## GOAL OF THE EXERCISE
Reproduce the material below verbatim, leaving out the pictures.

## DATA SECTION
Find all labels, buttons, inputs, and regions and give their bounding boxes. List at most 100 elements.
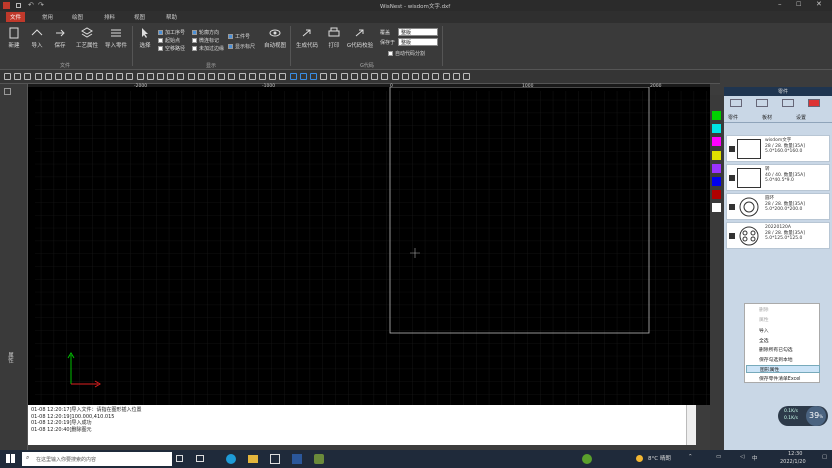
toolbar-tool-icon[interactable]: [442, 73, 450, 80]
menu-file[interactable]: 文件: [6, 12, 26, 22]
auto-view-button[interactable]: 自动视图: [262, 25, 288, 49]
close-button[interactable]: ✕: [816, 0, 822, 8]
part-item[interactable]: 圆环 28 / 28. 数量[35A] 5.0*200.0*200.0: [726, 193, 830, 220]
toolbar-tool-icon[interactable]: [432, 73, 440, 80]
field2-input[interactable]: 整版: [398, 38, 438, 46]
toolbar-tool-icon[interactable]: [381, 73, 389, 80]
volume-icon[interactable]: ◁: [740, 454, 744, 460]
toolbar-tool-icon[interactable]: [106, 73, 113, 80]
toolbar-tool-icon[interactable]: [34, 73, 42, 80]
toolbar-tool-icon[interactable]: [75, 73, 83, 80]
list-icon[interactable]: [730, 99, 742, 107]
task-view-icon[interactable]: [176, 455, 183, 462]
toolbar-tool-icon[interactable]: [95, 73, 103, 80]
part-item[interactable]: wisdom文字 28 / 28. 数量[35A] 5.0*160.0*160.0: [726, 135, 830, 162]
check-auto-split[interactable]: 自动代码分割: [388, 50, 425, 57]
process-props-button[interactable]: 工艺属性: [74, 25, 100, 49]
check-contour-dir[interactable]: 轮廓方向: [192, 29, 219, 36]
undo-icon[interactable]: ↶: [28, 1, 34, 9]
network-icon[interactable]: ▭: [716, 454, 721, 460]
explorer-icon[interactable]: [248, 455, 258, 463]
ctx-properties[interactable]: 属性: [759, 316, 769, 323]
check-process-order[interactable]: 加工序号: [158, 29, 185, 36]
toolbar-tool-icon[interactable]: [228, 73, 236, 80]
toolbar-tool-icon[interactable]: [177, 73, 185, 80]
import-icon[interactable]: [782, 99, 794, 107]
ctx-import[interactable]: 导入: [759, 327, 769, 334]
menu-view[interactable]: 视图: [134, 13, 145, 21]
check-part-no[interactable]: 工件号: [228, 33, 250, 40]
toolbar-tool-icon[interactable]: [146, 73, 154, 80]
clock-time[interactable]: 12:30: [788, 451, 802, 457]
toolbar-tool-icon[interactable]: [116, 73, 124, 80]
toolbar-tool-icon[interactable]: [340, 73, 348, 80]
toolbar-tool-icon[interactable]: [14, 73, 22, 80]
toolbar-tool-icon[interactable]: [320, 73, 328, 80]
toolbar-tool-icon[interactable]: [422, 73, 430, 80]
field1-input[interactable]: 整版: [398, 28, 438, 36]
toolbar-tool-icon[interactable]: [136, 73, 144, 80]
toolbar-tool-icon[interactable]: [167, 73, 175, 80]
panel-tab-parts[interactable]: 零件: [728, 114, 738, 121]
panel-tab-settings[interactable]: 设置: [796, 114, 806, 121]
word-icon[interactable]: [292, 454, 302, 464]
toolbar-tool-icon[interactable]: [85, 73, 93, 80]
edge-icon[interactable]: [226, 454, 236, 464]
select-button[interactable]: 选择: [134, 25, 156, 49]
delete-icon[interactable]: [808, 99, 820, 107]
toolbar-tool-icon[interactable]: [463, 73, 470, 80]
toolbar-tool-icon[interactable]: [187, 73, 195, 80]
toolbar-tool-icon[interactable]: [157, 73, 164, 80]
gen-code-button[interactable]: 生成代码: [294, 25, 320, 49]
menu-common[interactable]: 常用: [42, 13, 53, 21]
toolbar-tool-icon[interactable]: [248, 73, 256, 80]
toolbar-tool-icon[interactable]: [55, 73, 62, 80]
toolbar-tool-icon[interactable]: [218, 73, 226, 80]
menu-help[interactable]: 帮助: [166, 13, 177, 21]
layer-color-swatch[interactable]: [712, 177, 721, 186]
layer-color-swatch[interactable]: [712, 203, 721, 213]
properties-tab[interactable]: 属性: [6, 352, 14, 363]
redo-icon[interactable]: ↷: [38, 1, 44, 9]
clock-date[interactable]: 2022/1/20: [780, 459, 806, 465]
toolbar-tool-icon[interactable]: [361, 73, 368, 80]
part-checkbox[interactable]: [729, 204, 735, 210]
notification-icon[interactable]: ▢: [822, 454, 827, 460]
toolbar-tool-icon[interactable]: [310, 73, 317, 80]
layer-color-swatch[interactable]: [712, 190, 721, 200]
new-button[interactable]: 新建: [3, 25, 25, 49]
toolbar-tool-icon[interactable]: [197, 73, 205, 80]
ctx-export-excel[interactable]: 保存零件清单Excel: [759, 375, 801, 382]
import-button[interactable]: 导入: [26, 25, 48, 49]
check-idle-path[interactable]: 空移路径: [158, 45, 185, 52]
sort-icon[interactable]: [756, 99, 768, 107]
toolbar-tool-icon[interactable]: [4, 73, 11, 80]
layer-color-swatch[interactable]: [712, 163, 721, 173]
check-start-point[interactable]: 起始点: [158, 37, 180, 44]
save-button[interactable]: 保存: [49, 25, 71, 49]
drawing-canvas[interactable]: [28, 87, 710, 405]
toolbar-tool-icon[interactable]: [299, 73, 307, 80]
app-icon[interactable]: [270, 454, 280, 464]
quick-save-icon[interactable]: [16, 3, 21, 8]
log-scrollbar[interactable]: [686, 405, 696, 445]
import-part-button[interactable]: 导入零件: [103, 25, 129, 49]
part-checkbox[interactable]: [729, 146, 735, 152]
toolbar-tool-icon[interactable]: [371, 73, 379, 80]
part-checkbox[interactable]: [729, 175, 735, 181]
toolbar-tool-icon[interactable]: [259, 73, 266, 80]
sidebar-pin-icon[interactable]: [4, 88, 11, 95]
ctx-save-checked[interactable]: 保存勾选到本地: [759, 356, 793, 363]
minimize-button[interactable]: –: [778, 0, 782, 8]
start-button[interactable]: [6, 454, 15, 463]
layer-color-swatch[interactable]: [712, 137, 721, 147]
part-item[interactable]: 转 40 / 40. 数量[35A] 5.0*40.5*9.0: [726, 164, 830, 191]
tray-app-icon[interactable]: [582, 454, 592, 464]
layer-color-swatch[interactable]: [712, 124, 721, 134]
toolbar-tool-icon[interactable]: [279, 73, 287, 80]
toolbar-tool-icon[interactable]: [412, 73, 419, 80]
part-checkbox[interactable]: [729, 233, 735, 239]
toolbar-tool-icon[interactable]: [44, 73, 52, 80]
layer-color-swatch[interactable]: [712, 150, 721, 160]
widgets-icon[interactable]: [196, 455, 204, 462]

## WRITTEN ANSWER
Find all labels, buttons, inputs, and regions and give their bounding boxes. List at most 100 elements.
toolbar-tool-icon[interactable]: [442, 73, 450, 80]
menu-file[interactable]: 文件: [6, 12, 26, 22]
auto-view-button[interactable]: 自动视图: [262, 25, 288, 49]
close-button[interactable]: ✕: [816, 0, 822, 8]
part-item[interactable]: 圆环 28 / 28. 数量[35A] 5.0*200.0*200.0: [726, 193, 830, 220]
toolbar-tool-icon[interactable]: [432, 73, 440, 80]
field2-input[interactable]: 整版: [398, 38, 438, 46]
toolbar-tool-icon[interactable]: [381, 73, 389, 80]
volume-icon[interactable]: ◁: [740, 454, 744, 460]
toolbar-tool-icon[interactable]: [106, 73, 113, 80]
toolbar-tool-icon[interactable]: [34, 73, 42, 80]
toolbar-tool-icon[interactable]: [75, 73, 83, 80]
list-icon[interactable]: [730, 99, 742, 107]
task-view-icon[interactable]: [176, 455, 183, 462]
toolbar-tool-icon[interactable]: [95, 73, 103, 80]
part-item[interactable]: wisdom文字 28 / 28. 数量[35A] 5.0*160.0*160.0: [726, 135, 830, 162]
check-auto-split[interactable]: 自动代码分割: [388, 50, 425, 57]
process-props-button[interactable]: 工艺属性: [74, 25, 100, 49]
check-contour-dir[interactable]: 轮廓方向: [192, 29, 219, 36]
undo-icon[interactable]: ↶: [28, 1, 34, 9]
network-icon[interactable]: ▭: [716, 454, 721, 460]
explorer-icon[interactable]: [248, 455, 258, 463]
ctx-properties[interactable]: 属性: [759, 316, 769, 323]
check-process-order[interactable]: 加工序号: [158, 29, 185, 36]
toolbar-tool-icon[interactable]: [228, 73, 236, 80]
toolbar-tool-icon[interactable]: [177, 73, 185, 80]
import-icon[interactable]: [782, 99, 794, 107]
ctx-import[interactable]: 导入: [759, 327, 769, 334]
menu-view[interactable]: 视图: [134, 13, 145, 21]
check-part-no[interactable]: 工件号: [228, 33, 250, 40]
toolbar-tool-icon[interactable]: [146, 73, 154, 80]
clock-time[interactable]: 12:30: [788, 451, 802, 457]
toolbar-tool-icon[interactable]: [116, 73, 124, 80]
toolbar-tool-icon[interactable]: [340, 73, 348, 80]
toolbar-tool-icon[interactable]: [14, 73, 22, 80]
toolbar-tool-icon[interactable]: [320, 73, 328, 80]
toolbar-tool-icon[interactable]: [422, 73, 430, 80]
field1-input[interactable]: 整版: [398, 28, 438, 36]
toolbar-tool-icon[interactable]: [136, 73, 144, 80]
toolbar-tool-icon[interactable]: [167, 73, 175, 80]
panel-tab-parts[interactable]: 零件: [728, 114, 738, 121]
panel-tab-settings[interactable]: 设置: [796, 114, 806, 121]
word-icon[interactable]: [292, 454, 302, 464]
toolbar-tool-icon[interactable]: [85, 73, 93, 80]
edge-icon[interactable]: [226, 454, 236, 464]
select-button[interactable]: 选择: [134, 25, 156, 49]
delete-icon[interactable]: [808, 99, 820, 107]
toolbar-tool-icon[interactable]: [463, 73, 470, 80]
toolbar-tool-icon[interactable]: [187, 73, 195, 80]
toolbar-tool-icon[interactable]: [157, 73, 164, 80]
gen-code-button[interactable]: 生成代码: [294, 25, 320, 49]
menu-common[interactable]: 常用: [42, 13, 53, 21]
toolbar-tool-icon[interactable]: [248, 73, 256, 80]
toolbar-tool-icon[interactable]: [55, 73, 62, 80]
toolbar-tool-icon[interactable]: [218, 73, 226, 80]
menu-help[interactable]: 帮助: [166, 13, 177, 21]
layer-color-swatch[interactable]: [712, 177, 721, 186]
layer-color-swatch[interactable]: [712, 203, 721, 213]
properties-tab[interactable]: 属性: [6, 352, 14, 363]
redo-icon[interactable]: ↷: [38, 1, 44, 9]
clock-date[interactable]: 2022/1/20: [780, 459, 806, 465]
toolbar-tool-icon[interactable]: [361, 73, 368, 80]
part-checkbox[interactable]: [729, 204, 735, 210]
notification-icon[interactable]: ▢: [822, 454, 827, 460]
toolbar-tool-icon[interactable]: [310, 73, 317, 80]
layer-color-swatch[interactable]: [712, 190, 721, 200]
new-button[interactable]: 新建: [3, 25, 25, 49]
toolbar-tool-icon[interactable]: [197, 73, 205, 80]
ctx-export-excel[interactable]: 保存零件清单Excel: [759, 375, 801, 382]
import-button[interactable]: 导入: [26, 25, 48, 49]
check-idle-path[interactable]: 空移路径: [158, 45, 185, 52]
sort-icon[interactable]: [756, 99, 768, 107]
toolbar-tool-icon[interactable]: [4, 73, 11, 80]
layer-color-swatch[interactable]: [712, 163, 721, 173]
check-start-point[interactable]: 起始点: [158, 37, 180, 44]
save-button[interactable]: 保存: [49, 25, 71, 49]
drawing-canvas[interactable]: [28, 87, 710, 405]
toolbar-tool-icon[interactable]: [299, 73, 307, 80]
app-icon[interactable]: [270, 454, 280, 464]
quick-save-icon[interactable]: [16, 3, 21, 8]
log-scrollbar[interactable]: [686, 405, 696, 445]
import-part-button[interactable]: 导入零件: [103, 25, 129, 49]
part-checkbox[interactable]: [729, 146, 735, 152]
toolbar-tool-icon[interactable]: [371, 73, 379, 80]
part-checkbox[interactable]: [729, 175, 735, 181]
toolbar-tool-icon[interactable]: [259, 73, 266, 80]
sidebar-pin-icon[interactable]: [4, 88, 11, 95]
ctx-save-checked[interactable]: 保存勾选到本地: [759, 356, 793, 363]
minimize-button[interactable]: –: [778, 0, 782, 8]
start-button[interactable]: [6, 454, 15, 463]
layer-color-swatch[interactable]: [712, 137, 721, 147]
part-item[interactable]: 转 40 / 40. 数量[35A] 5.0*40.5*9.0: [726, 164, 830, 191]
tray-app-icon[interactable]: [582, 454, 592, 464]
layer-color-swatch[interactable]: [712, 124, 721, 134]
toolbar-tool-icon[interactable]: [279, 73, 287, 80]
toolbar-tool-icon[interactable]: [412, 73, 419, 80]
part-checkbox[interactable]: [729, 233, 735, 239]
toolbar-tool-icon[interactable]: [44, 73, 52, 80]
layer-color-swatch[interactable]: [712, 150, 721, 160]
widgets-icon[interactable]: [196, 455, 204, 462]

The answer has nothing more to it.